# Written request
Reproduce all of the material word for word.

# Data in this exercise
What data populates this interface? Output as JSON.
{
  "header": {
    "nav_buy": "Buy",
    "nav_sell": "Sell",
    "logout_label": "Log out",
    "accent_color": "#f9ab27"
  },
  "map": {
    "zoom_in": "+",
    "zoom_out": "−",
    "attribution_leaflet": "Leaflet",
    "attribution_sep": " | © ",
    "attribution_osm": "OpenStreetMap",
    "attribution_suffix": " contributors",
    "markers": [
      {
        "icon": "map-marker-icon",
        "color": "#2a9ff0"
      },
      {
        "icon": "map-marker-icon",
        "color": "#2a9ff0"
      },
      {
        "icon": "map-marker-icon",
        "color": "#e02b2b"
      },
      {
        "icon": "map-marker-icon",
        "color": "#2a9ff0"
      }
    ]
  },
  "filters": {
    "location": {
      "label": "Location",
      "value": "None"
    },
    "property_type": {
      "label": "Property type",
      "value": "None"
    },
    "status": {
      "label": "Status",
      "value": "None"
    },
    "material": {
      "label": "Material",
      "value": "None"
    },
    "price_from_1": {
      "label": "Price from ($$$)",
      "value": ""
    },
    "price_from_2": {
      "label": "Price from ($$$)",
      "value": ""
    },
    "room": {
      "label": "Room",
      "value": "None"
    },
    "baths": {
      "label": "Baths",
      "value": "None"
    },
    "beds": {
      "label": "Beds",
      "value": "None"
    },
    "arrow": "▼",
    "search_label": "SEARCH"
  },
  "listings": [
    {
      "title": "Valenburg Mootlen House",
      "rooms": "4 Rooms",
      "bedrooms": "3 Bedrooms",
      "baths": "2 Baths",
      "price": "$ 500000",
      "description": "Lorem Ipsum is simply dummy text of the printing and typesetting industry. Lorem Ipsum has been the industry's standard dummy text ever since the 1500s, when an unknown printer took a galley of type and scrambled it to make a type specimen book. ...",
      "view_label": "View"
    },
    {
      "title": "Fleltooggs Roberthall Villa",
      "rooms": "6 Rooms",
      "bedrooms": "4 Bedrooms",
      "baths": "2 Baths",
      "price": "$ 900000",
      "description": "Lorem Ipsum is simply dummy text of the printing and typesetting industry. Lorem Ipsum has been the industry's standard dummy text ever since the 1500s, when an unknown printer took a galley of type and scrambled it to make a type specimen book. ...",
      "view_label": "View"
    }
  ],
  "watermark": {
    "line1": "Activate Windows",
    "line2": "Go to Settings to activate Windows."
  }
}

# The solution
What data populates this interface? Output as JSON.
{
  "header": {
    "nav_buy": "Buy",
    "nav_sell": "Sell",
    "logout_label": "Log out",
    "accent_color": "#f9ab27"
  },
  "map": {
    "zoom_in": "+",
    "zoom_out": "−",
    "attribution_leaflet": "Leaflet",
    "attribution_sep": " | © ",
    "attribution_osm": "OpenStreetMap",
    "attribution_suffix": " contributors",
    "markers": [
      {
        "icon": "map-marker-icon",
        "color": "#2a9ff0"
      },
      {
        "icon": "map-marker-icon",
        "color": "#2a9ff0"
      },
      {
        "icon": "map-marker-icon",
        "color": "#e02b2b"
      },
      {
        "icon": "map-marker-icon",
        "color": "#2a9ff0"
      }
    ]
  },
  "filters": {
    "location": {
      "label": "Location",
      "value": "None"
    },
    "property_type": {
      "label": "Property type",
      "value": "None"
    },
    "status": {
      "label": "Status",
      "value": "None"
    },
    "material": {
      "label": "Material",
      "value": "None"
    },
    "price_from_1": {
      "label": "Price from ($$$)",
      "value": ""
    },
    "price_from_2": {
      "label": "Price from ($$$)",
      "value": ""
    },
    "room": {
      "label": "Room",
      "value": "None"
    },
    "baths": {
      "label": "Baths",
      "value": "None"
    },
    "beds": {
      "label": "Beds",
      "value": "None"
    },
    "arrow": "▼",
    "search_label": "SEARCH"
  },
  "listings": [
    {
      "title": "Valenburg Mootlen House",
      "rooms": "4 Rooms",
      "bedrooms": "3 Bedrooms",
      "baths": "2 Baths",
      "price": "$ 500000",
      "description": "Lorem Ipsum is simply dummy text of the printing and typesetting industry. Lorem Ipsum has been the industry's standard dummy text ever since the 1500s, when an unknown printer took a galley of type and scrambled it to make a type specimen book. ...",
      "view_label": "View"
    },
    {
      "title": "Fleltooggs Roberthall Villa",
      "rooms": "6 Rooms",
      "bedrooms": "4 Bedrooms",
      "baths": "2 Baths",
      "price": "$ 900000",
      "description": "Lorem Ipsum is simply dummy text of the printing and typesetting industry. Lorem Ipsum has been the industry's standard dummy text ever since the 1500s, when an unknown printer took a galley of type and scrambled it to make a type specimen book. ...",
      "view_label": "View"
    }
  ],
  "watermark": {
    "line1": "Activate Windows",
    "line2": "Go to Settings to activate Windows."
  }
}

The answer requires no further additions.